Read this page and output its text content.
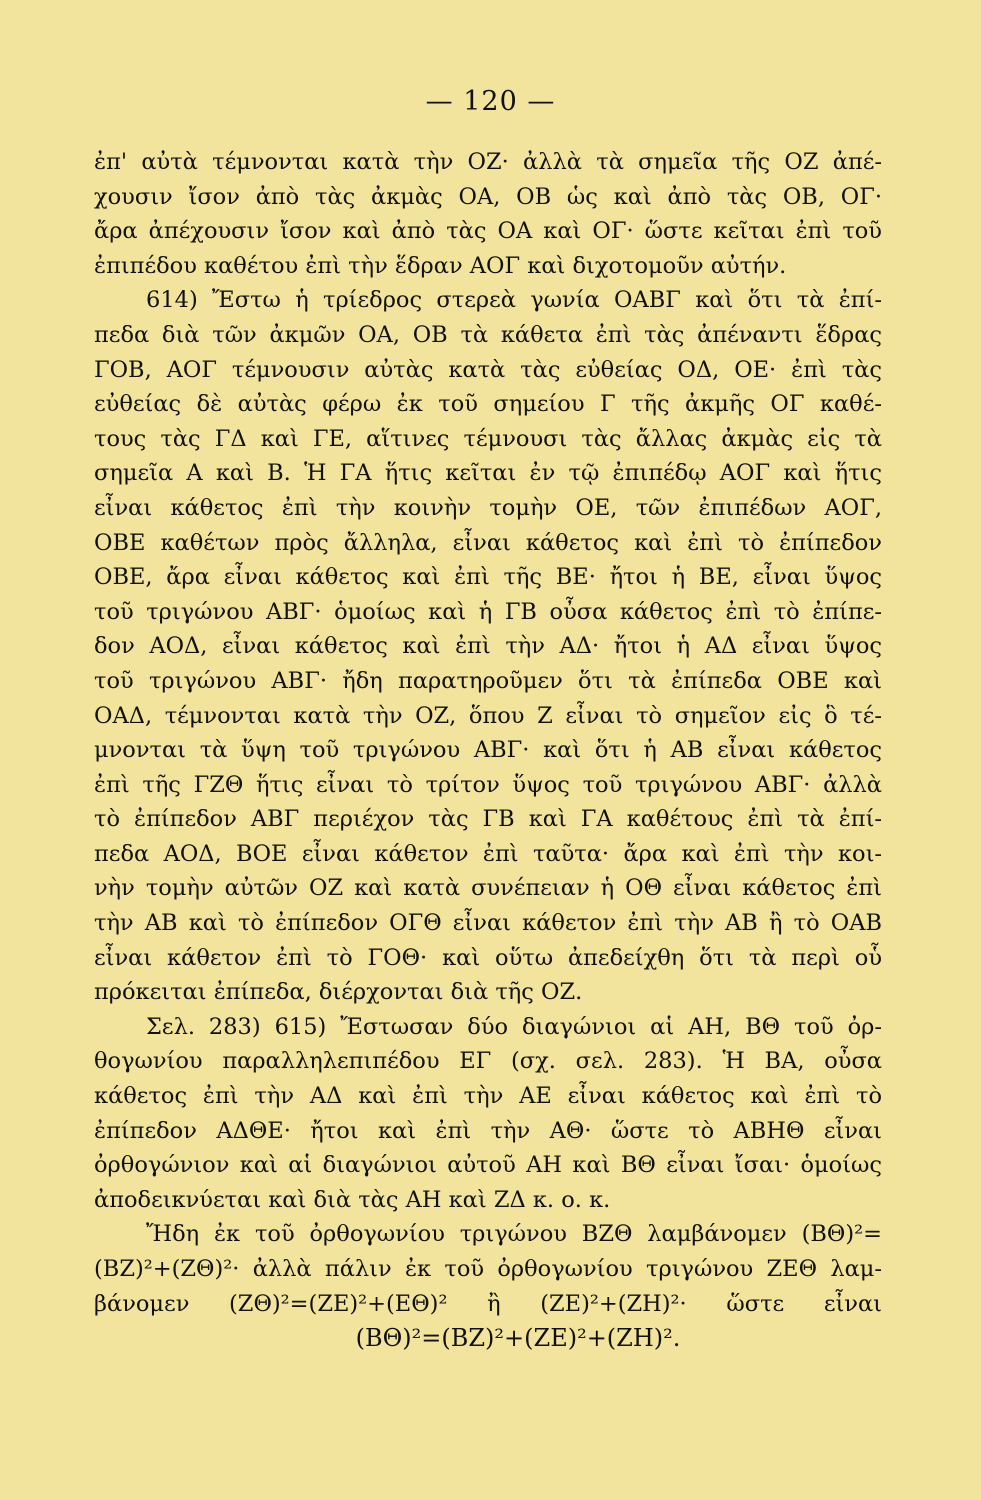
— 120 —
ἐπ' αὐτὰ τέμνονται κατὰ τὴν ΟΖ· ἀλλὰ τὰ σημεῖα τῆς ΟΖ ἀπέ-
χουσιν ἴσον ἀπὸ τὰς ἀκμὰς ΟΑ, ΟΒ ὡς καὶ ἀπὸ τὰς ΟΒ, ΟΓ·
ἄρα ἀπέχουσιν ἴσον καὶ ἀπὸ τὰς ΟΑ καὶ ΟΓ· ὥστε κεῖται ἐπὶ τοῦ
ἐπιπέδου καθέτου ἐπὶ τὴν ἕδραν ΑΟΓ καὶ διχοτομοῦν αὐτήν.
614) Ἔστω ἡ τρίεδρος στερεὰ γωνία ΟΑΒΓ καὶ ὅτι τὰ ἐπί-
πεδα διὰ τῶν ἀκμῶν ΟΑ, ΟΒ τὰ κάθετα ἐπὶ τὰς ἀπέναντι ἕδρας
ΓΟΒ, ΑΟΓ τέμνουσιν αὐτὰς κατὰ τὰς εὐθείας ΟΔ, ΟΕ· ἐπὶ τὰς
εὐθείας δὲ αὐτὰς φέρω ἐκ τοῦ σημείου Γ τῆς ἀκμῆς ΟΓ καθέ-
τους τὰς ΓΔ καὶ ΓΕ, αἵτινες τέμνουσι τὰς ἄλλας ἀκμὰς εἰς τὰ
σημεῖα Α καὶ Β. Ἡ ΓΑ ἥτις κεῖται ἐν τῷ ἐπιπέδῳ ΑΟΓ καὶ ἥτις
εἶναι κάθετος ἐπὶ τὴν κοινὴν τομὴν ΟΕ, τῶν ἐπιπέδων ΑΟΓ,
ΟΒΕ καθέτων πρὸς ἄλληλα, εἶναι κάθετος καὶ ἐπὶ τὸ ἐπίπεδον
ΟΒΕ, ἄρα εἶναι κάθετος καὶ ἐπὶ τῆς ΒΕ· ἤτοι ἡ ΒΕ, εἶναι ὕψος
τοῦ τριγώνου ΑΒΓ· ὁμοίως καὶ ἡ ΓΒ οὖσα κάθετος ἐπὶ τὸ ἐπίπε-
δον ΑΟΔ, εἶναι κάθετος καὶ ἐπὶ τὴν ΑΔ· ἤτοι ἡ ΑΔ εἶναι ὕψος
τοῦ τριγώνου ΑΒΓ· ἤδη παρατηροῦμεν ὅτι τὰ ἐπίπεδα ΟΒΕ καὶ
ΟΑΔ, τέμνονται κατὰ τὴν ΟΖ, ὅπου Ζ εἶναι τὸ σημεῖον εἰς ὃ τέ-
μνονται τὰ ὕψη τοῦ τριγώνου ΑΒΓ· καὶ ὅτι ἡ ΑΒ εἶναι κάθετος
ἐπὶ τῆς ΓΖΘ ἥτις εἶναι τὸ τρίτον ὕψος τοῦ τριγώνου ΑΒΓ· ἀλλὰ
τὸ ἐπίπεδον ΑΒΓ περιέχον τὰς ΓΒ καὶ ΓΑ καθέτους ἐπὶ τὰ ἐπί-
πεδα ΑΟΔ, ΒΟΕ εἶναι κάθετον ἐπὶ ταῦτα· ἄρα καὶ ἐπὶ τὴν κοι-
νὴν τομὴν αὐτῶν ΟΖ καὶ κατὰ συνέπειαν ἡ ΟΘ εἶναι κάθετος ἐπὶ
τὴν ΑΒ καὶ τὸ ἐπίπεδον ΟΓΘ εἶναι κάθετον ἐπὶ τὴν ΑΒ ἢ τὸ ΟΑΒ
εἶναι κάθετον ἐπὶ τὸ ΓΟΘ· καὶ οὕτω ἀπεδείχθη ὅτι τὰ περὶ οὗ
πρόκειται ἐπίπεδα, διέρχονται διὰ τῆς ΟΖ.
Σελ. 283) 615) Ἔστωσαν δύο διαγώνιοι αἱ ΑΗ, ΒΘ τοῦ ὀρ-
θογωνίου παραλληλεπιπέδου ΕΓ (σχ. σελ. 283). Ἡ ΒΑ, οὖσα
κάθετος ἐπὶ τὴν ΑΔ καὶ ἐπὶ τὴν ΑΕ εἶναι κάθετος καὶ ἐπὶ τὸ
ἐπίπεδον ΑΔΘΕ· ἤτοι καὶ ἐπὶ τὴν ΑΘ· ὥστε τὸ ΑΒΗΘ εἶναι
ὀρθογώνιον καὶ αἱ διαγώνιοι αὐτοῦ ΑΗ καὶ ΒΘ εἶναι ἴσαι· ὁμοίως
ἀποδεικνύεται καὶ διὰ τὰς ΑΗ καὶ ΖΔ κ. ο. κ.
Ἤδη ἐκ τοῦ ὀρθογωνίου τριγώνου ΒΖΘ λαμβάνομεν (ΒΘ)²=
(ΒΖ)²+(ΖΘ)²· ἀλλὰ πάλιν ἐκ τοῦ ὀρθογωνίου τριγώνου ΖΕΘ λαμ-
βάνομεν (ΖΘ)²=(ΖΕ)²+(ΕΘ)² ἢ (ΖΕ)²+(ΖΗ)²· ὥστε εἶναι
(ΒΘ)²=(ΒΖ)²+(ΖΕ)²+(ΖΗ)².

▶ _Your goal_
Repeat the data above exactly, but not the pictures.

▶ _Solution below_
Read this page and output its text content.
— 120 —
ἐπ' αὐτὰ τέμνονται κατὰ τὴν ΟΖ· ἀλλὰ τὰ σημεῖα τῆς ΟΖ ἀπέ-
χουσιν ἴσον ἀπὸ τὰς ἀκμὰς ΟΑ, ΟΒ ὡς καὶ ἀπὸ τὰς ΟΒ, ΟΓ·
ἄρα ἀπέχουσιν ἴσον καὶ ἀπὸ τὰς ΟΑ καὶ ΟΓ· ὥστε κεῖται ἐπὶ τοῦ
ἐπιπέδου καθέτου ἐπὶ τὴν ἕδραν ΑΟΓ καὶ διχοτομοῦν αὐτήν.
614) Ἔστω ἡ τρίεδρος στερεὰ γωνία ΟΑΒΓ καὶ ὅτι τὰ ἐπί-
πεδα διὰ τῶν ἀκμῶν ΟΑ, ΟΒ τὰ κάθετα ἐπὶ τὰς ἀπέναντι ἕδρας
ΓΟΒ, ΑΟΓ τέμνουσιν αὐτὰς κατὰ τὰς εὐθείας ΟΔ, ΟΕ· ἐπὶ τὰς
εὐθείας δὲ αὐτὰς φέρω ἐκ τοῦ σημείου Γ τῆς ἀκμῆς ΟΓ καθέ-
τους τὰς ΓΔ καὶ ΓΕ, αἵτινες τέμνουσι τὰς ἄλλας ἀκμὰς εἰς τὰ
σημεῖα Α καὶ Β. Ἡ ΓΑ ἥτις κεῖται ἐν τῷ ἐπιπέδῳ ΑΟΓ καὶ ἥτις
εἶναι κάθετος ἐπὶ τὴν κοινὴν τομὴν ΟΕ, τῶν ἐπιπέδων ΑΟΓ,
ΟΒΕ καθέτων πρὸς ἄλληλα, εἶναι κάθετος καὶ ἐπὶ τὸ ἐπίπεδον
ΟΒΕ, ἄρα εἶναι κάθετος καὶ ἐπὶ τῆς ΒΕ· ἤτοι ἡ ΒΕ, εἶναι ὕψος
τοῦ τριγώνου ΑΒΓ· ὁμοίως καὶ ἡ ΓΒ οὖσα κάθετος ἐπὶ τὸ ἐπίπε-
δον ΑΟΔ, εἶναι κάθετος καὶ ἐπὶ τὴν ΑΔ· ἤτοι ἡ ΑΔ εἶναι ὕψος
τοῦ τριγώνου ΑΒΓ· ἤδη παρατηροῦμεν ὅτι τὰ ἐπίπεδα ΟΒΕ καὶ
ΟΑΔ, τέμνονται κατὰ τὴν ΟΖ, ὅπου Ζ εἶναι τὸ σημεῖον εἰς ὃ τέ-
μνονται τὰ ὕψη τοῦ τριγώνου ΑΒΓ· καὶ ὅτι ἡ ΑΒ εἶναι κάθετος
ἐπὶ τῆς ΓΖΘ ἥτις εἶναι τὸ τρίτον ὕψος τοῦ τριγώνου ΑΒΓ· ἀλλὰ
τὸ ἐπίπεδον ΑΒΓ περιέχον τὰς ΓΒ καὶ ΓΑ καθέτους ἐπὶ τὰ ἐπί-
πεδα ΑΟΔ, ΒΟΕ εἶναι κάθετον ἐπὶ ταῦτα· ἄρα καὶ ἐπὶ τὴν κοι-
νὴν τομὴν αὐτῶν ΟΖ καὶ κατὰ συνέπειαν ἡ ΟΘ εἶναι κάθετος ἐπὶ
τὴν ΑΒ καὶ τὸ ἐπίπεδον ΟΓΘ εἶναι κάθετον ἐπὶ τὴν ΑΒ ἢ τὸ ΟΑΒ
εἶναι κάθετον ἐπὶ τὸ ΓΟΘ· καὶ οὕτω ἀπεδείχθη ὅτι τὰ περὶ οὗ
πρόκειται ἐπίπεδα, διέρχονται διὰ τῆς ΟΖ.
Σελ. 283) 615) Ἔστωσαν δύο διαγώνιοι αἱ ΑΗ, ΒΘ τοῦ ὀρ-
θογωνίου παραλληλεπιπέδου ΕΓ (σχ. σελ. 283). Ἡ ΒΑ, οὖσα
κάθετος ἐπὶ τὴν ΑΔ καὶ ἐπὶ τὴν ΑΕ εἶναι κάθετος καὶ ἐπὶ τὸ
ἐπίπεδον ΑΔΘΕ· ἤτοι καὶ ἐπὶ τὴν ΑΘ· ὥστε τὸ ΑΒΗΘ εἶναι
ὀρθογώνιον καὶ αἱ διαγώνιοι αὐτοῦ ΑΗ καὶ ΒΘ εἶναι ἴσαι· ὁμοίως
ἀποδεικνύεται καὶ διὰ τὰς ΑΗ καὶ ΖΔ κ. ο. κ.
Ἤδη ἐκ τοῦ ὀρθογωνίου τριγώνου ΒΖΘ λαμβάνομεν (ΒΘ)²=
(ΒΖ)²+(ΖΘ)²· ἀλλὰ πάλιν ἐκ τοῦ ὀρθογωνίου τριγώνου ΖΕΘ λαμ-
βάνομεν (ΖΘ)²=(ΖΕ)²+(ΕΘ)² ἢ (ΖΕ)²+(ΖΗ)²· ὥστε εἶναι
(ΒΘ)²=(ΒΖ)²+(ΖΕ)²+(ΖΗ)².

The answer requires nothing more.